— Start Reading text —
Rolls-Royce is sometimes called the jewel in the crown of British industry. A name with international recognition thanks to its heritage in the automotive sector (even though that is no longer part of the company), for many, it exemplifies the value of British know-how, its jet engine products are highly visible everywhere in the world, and it is obvious evidence that British inventiveness, with Frank Whittle’s pioneering work in jet propulsion,can lead to industrial exploitation and a tangible contribution to “UK plc”. It is also a respected employer of engineers and a sponsor of much basic scientific research.
For a company so synonymous with technology – even in a world where, to some, technology means digital industries – the role of chief technology officer must be a daunting one. But to Paul Stein, the current holder of the position, it represents a logical progression of his career.
Trained as an electrical and electronic engineer, Stein ran Roke Manor Research in Hampshire for 10 years from the mid-1990s. “That gave me a grounding in what mobile telephony can do, what now we call the Internet of Things can do, what modern sensors can do and what modern software systems can do, so that was a pretty good background,” he told The Engineer. From there, he took a sideways step into the Civil Service, spending three years as director-general for science and technology at the Ministry of Defence. “The role was about making sure that the UK was prioritising its defence research in the right areas,” he said. “I felt very strongly that the MoD needed some help and I thought I could, in a small way, help what we needed to do nationally. At the time, we had quite a pressing campaign in Afghanistan and wanted to make sure that the money was being spent appropriately to help our armed forces in theatre with technological superiority, and at the same time preserving money for other threats and for future capability.”
On reaching the end of his contract with the MoD, Stein decided that he wanted to return to industry. Initially, he wanted to go back to electronics, but “out of the blue”, he said, he was contacted by Rolls-Royce “In a very famous phone call I had with Colin Smith, who was then the director of engineering and technology, I said: ‘But I don’t know anything about gas turbines’ and Colin told me I was perfectly qualified for the job because he had plenty of gas turbine experts, so I was offered and accepted the role of chief scientific officer.”
CSO was a specially created role for Stein, tasking him with ensuring that Rolls-Royce was not blindsided by an emerging disruptive technology. “The role was to horizon-scan, attend conferences, look at what the competition is doing and what the start-up community is doing, and make judgements about whether any of that was going to have an impact on our business.” Stein spent six years in this role, followed by single year as director of research and technology, before being promoted to CTO in April 2017. “My main role is to approve all technology investment across the company, making sure that is spent effectively and efficiently, and that we have a technology plan that keeps our products and services competitive and that uses technology to maximise productivity and keeps business future optionality open for us as a company,” he explained.
We have still got a long way to go in evolving the gas turbine; it still has a number of tricks up its sleeve
Gas turbines still represent the core of the business for Rolls-Royce, and as a propulsion system for larger aircraft – twin-aisle and longer range single-aisle – Stein believes they will be unchallenged for the next 40 to 50 years. “We are still increasing our understanding of turbine machinery, despite the gas turbine being 70 years old,” he said. “We have still got a long way to go in evolving the gas turbine; it still has a number of tricks up its sleeve.”
— End Reading text —
— Start Dataset —
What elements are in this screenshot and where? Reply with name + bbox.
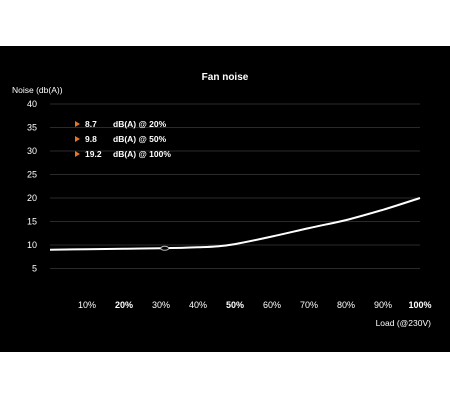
- x-tick-label: 20%: [115, 300, 133, 310]
- x-tick-label: 40%: [189, 300, 207, 310]
- x-tick-label: 10%: [78, 300, 96, 310]
- chart-panel: Fan noise Noise (db(A)) Load (@230V) 5 10…: [0, 46, 450, 352]
- noise-curve-line: [49, 197, 421, 251]
- x-tick-label: 50%: [226, 300, 244, 310]
- y-tick-label: 40: [27, 99, 37, 109]
- x-tick-label: 70%: [300, 300, 318, 310]
- y-tick-label: 5: [32, 264, 37, 274]
- annotation-text: dB(A) @ 50%: [113, 134, 167, 144]
- x-tick-label: 100%: [408, 300, 431, 310]
- y-tick-label: 25: [27, 170, 37, 180]
- y-tick-label: 30: [27, 146, 37, 156]
- y-tick-label: 10: [27, 240, 37, 250]
- x-axis-label: Load (@230V): [376, 318, 432, 328]
- x-tick-label: 30%: [152, 300, 170, 310]
- chart-title: Fan noise: [202, 72, 249, 83]
- y-tick-label: 20: [27, 193, 37, 203]
- x-tick-label: 80%: [337, 300, 355, 310]
- fan-noise-chart: Fan noise Noise (db(A)) Load (@230V) 5 10…: [12, 72, 432, 328]
- y-tick-label: 35: [27, 123, 37, 133]
- annotation-arrow-icon: [75, 121, 80, 127]
- y-axis-label: Noise (db(A)): [12, 85, 63, 95]
- curve-marker: [160, 245, 170, 251]
- annotation-value: 9.8: [85, 134, 97, 144]
- annotation-text: dB(A) @ 20%: [113, 119, 167, 129]
- x-tick-label: 60%: [263, 300, 281, 310]
- annotation-text: dB(A) @ 100%: [113, 149, 171, 159]
- annotation-value: 19.2: [85, 149, 102, 159]
- annotation-value: 8.7: [85, 119, 97, 129]
- x-tick-label: 90%: [374, 300, 392, 310]
- y-tick-label: 15: [27, 217, 37, 227]
- annotation-arrow-icon: [75, 136, 80, 142]
- annotation-arrow-icon: [75, 151, 80, 157]
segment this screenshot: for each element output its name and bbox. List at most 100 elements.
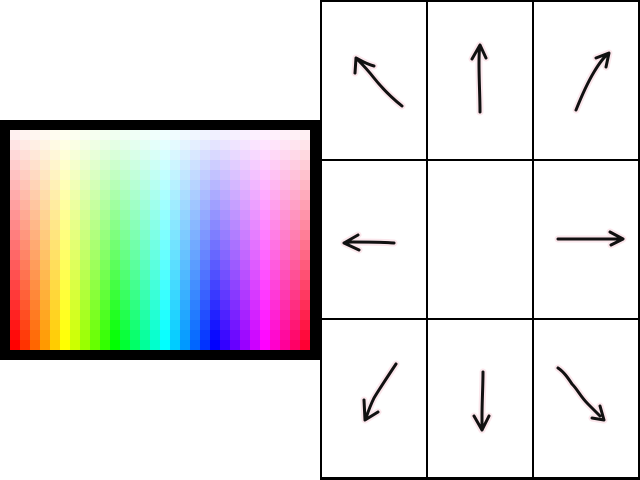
palette-swatch[interactable] bbox=[50, 300, 61, 311]
palette-swatch[interactable] bbox=[240, 300, 251, 311]
palette-swatch[interactable] bbox=[30, 250, 41, 261]
palette-swatch[interactable] bbox=[210, 300, 221, 311]
palette-swatch[interactable] bbox=[160, 210, 171, 221]
palette-swatch[interactable] bbox=[90, 170, 101, 181]
palette-swatch[interactable] bbox=[210, 310, 221, 321]
palette-swatch[interactable] bbox=[70, 220, 81, 231]
palette-swatch[interactable] bbox=[170, 150, 181, 161]
palette-swatch[interactable] bbox=[30, 140, 41, 151]
palette-swatch[interactable] bbox=[260, 340, 271, 350]
palette-swatch[interactable] bbox=[100, 230, 111, 241]
palette-swatch[interactable] bbox=[240, 190, 251, 201]
palette-swatch[interactable] bbox=[160, 250, 171, 261]
palette-swatch[interactable] bbox=[200, 260, 211, 271]
palette-swatch[interactable] bbox=[280, 330, 291, 341]
palette-swatch[interactable] bbox=[80, 310, 91, 321]
palette-swatch[interactable] bbox=[270, 240, 281, 251]
palette-swatch[interactable] bbox=[210, 240, 221, 251]
palette-swatch[interactable] bbox=[60, 280, 71, 291]
palette-swatch[interactable] bbox=[70, 250, 81, 261]
palette-swatch[interactable] bbox=[130, 180, 141, 191]
palette-swatch[interactable] bbox=[80, 300, 91, 311]
palette-swatch[interactable] bbox=[220, 260, 231, 271]
palette-swatch[interactable] bbox=[30, 340, 41, 350]
palette-swatch[interactable] bbox=[60, 220, 71, 231]
palette-swatch[interactable] bbox=[20, 290, 31, 301]
palette-swatch[interactable] bbox=[200, 180, 211, 191]
palette-swatch[interactable] bbox=[230, 200, 241, 211]
palette-swatch[interactable] bbox=[230, 160, 241, 171]
palette-swatch[interactable] bbox=[170, 230, 181, 241]
palette-swatch[interactable] bbox=[240, 140, 251, 151]
palette-swatch[interactable] bbox=[90, 190, 101, 201]
palette-swatch[interactable] bbox=[60, 130, 71, 141]
palette-swatch[interactable] bbox=[220, 140, 231, 151]
palette-swatch[interactable] bbox=[240, 180, 251, 191]
palette-swatch[interactable] bbox=[290, 280, 301, 291]
palette-swatch[interactable] bbox=[300, 220, 310, 231]
palette-swatch[interactable] bbox=[50, 200, 61, 211]
palette-swatch[interactable] bbox=[230, 170, 241, 181]
palette-swatch[interactable] bbox=[10, 180, 21, 191]
palette-swatch[interactable] bbox=[150, 250, 161, 261]
palette-swatch[interactable] bbox=[140, 260, 151, 271]
palette-swatch[interactable] bbox=[90, 260, 101, 271]
palette-swatch[interactable] bbox=[70, 180, 81, 191]
palette-swatch[interactable] bbox=[120, 260, 131, 271]
palette-swatch[interactable] bbox=[120, 310, 131, 321]
palette-swatch[interactable] bbox=[120, 300, 131, 311]
palette-swatch[interactable] bbox=[290, 250, 301, 261]
palette-swatch[interactable] bbox=[150, 130, 161, 141]
palette-swatch[interactable] bbox=[100, 210, 111, 221]
palette-swatch[interactable] bbox=[70, 150, 81, 161]
palette-swatch[interactable] bbox=[150, 230, 161, 241]
palette-swatch[interactable] bbox=[190, 250, 201, 261]
palette-swatch[interactable] bbox=[270, 340, 281, 350]
palette-swatch[interactable] bbox=[240, 150, 251, 161]
palette-swatch[interactable] bbox=[270, 250, 281, 261]
palette-swatch[interactable] bbox=[240, 210, 251, 221]
palette-swatch[interactable] bbox=[200, 310, 211, 321]
palette-swatch[interactable] bbox=[10, 310, 21, 321]
palette-swatch[interactable] bbox=[140, 280, 151, 291]
palette-swatch[interactable] bbox=[170, 330, 181, 341]
palette-swatch[interactable] bbox=[10, 210, 21, 221]
palette-swatch[interactable] bbox=[170, 220, 181, 231]
palette-swatch[interactable] bbox=[40, 200, 51, 211]
palette-swatch[interactable] bbox=[140, 300, 151, 311]
palette-swatch[interactable] bbox=[10, 240, 21, 251]
palette-swatch[interactable] bbox=[40, 300, 51, 311]
palette-swatch[interactable] bbox=[60, 240, 71, 251]
palette-swatch[interactable] bbox=[30, 270, 41, 281]
palette-swatch[interactable] bbox=[190, 290, 201, 301]
palette-swatch[interactable] bbox=[170, 210, 181, 221]
palette-swatch[interactable] bbox=[100, 170, 111, 181]
palette-swatch[interactable] bbox=[160, 260, 171, 271]
palette-swatch[interactable] bbox=[100, 330, 111, 341]
palette-swatch[interactable] bbox=[150, 240, 161, 251]
palette-swatch[interactable] bbox=[10, 300, 21, 311]
palette-swatch[interactable] bbox=[130, 290, 141, 301]
palette-swatch[interactable] bbox=[200, 170, 211, 181]
palette-swatch[interactable] bbox=[260, 140, 271, 151]
palette-swatch[interactable] bbox=[150, 160, 161, 171]
palette-swatch[interactable] bbox=[140, 230, 151, 241]
palette-swatch[interactable] bbox=[290, 160, 301, 171]
palette-swatch[interactable] bbox=[60, 340, 71, 350]
palette-swatch[interactable] bbox=[140, 220, 151, 231]
palette-swatch[interactable] bbox=[140, 250, 151, 261]
palette-swatch[interactable] bbox=[250, 280, 261, 291]
palette-swatch[interactable] bbox=[30, 280, 41, 291]
palette-swatch[interactable] bbox=[170, 340, 181, 350]
palette-swatch[interactable] bbox=[300, 250, 310, 261]
palette-swatch[interactable] bbox=[140, 200, 151, 211]
palette-swatch[interactable] bbox=[100, 130, 111, 141]
palette-swatch[interactable] bbox=[190, 160, 201, 171]
palette-swatch[interactable] bbox=[60, 330, 71, 341]
palette-swatch[interactable] bbox=[140, 140, 151, 151]
palette-swatch[interactable] bbox=[270, 130, 281, 141]
palette-swatch[interactable] bbox=[220, 330, 231, 341]
palette-swatch[interactable] bbox=[130, 220, 141, 231]
palette-swatch[interactable] bbox=[140, 180, 151, 191]
palette-swatch[interactable] bbox=[190, 230, 201, 241]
— End Dataset —
§ **What to work on**:
**A)** According to the Rolls-Royce profile, why did Colin Smith consider Stein perfectly qualified for the job, despite Stein saying he knew nothing about gas turbines? Answer in one to three sentences.
**B)** Please return the lines of the entries from the line with "palette-swatch[interactable] bbox=[50, 300, 61, 311]" up to and including the line with "palette-swatch[interactable] bbox=[160, 210, 171, 221]".
These entries are unrelated to the text.

§ **Full answers**:
**A)** Colin Smith told Stein he was perfectly qualified because the company already had plenty of gas turbine experts.

**B)**
palette-swatch[interactable] bbox=[50, 300, 61, 311]
palette-swatch[interactable] bbox=[240, 300, 251, 311]
palette-swatch[interactable] bbox=[30, 250, 41, 261]
palette-swatch[interactable] bbox=[210, 300, 221, 311]
palette-swatch[interactable] bbox=[160, 210, 171, 221]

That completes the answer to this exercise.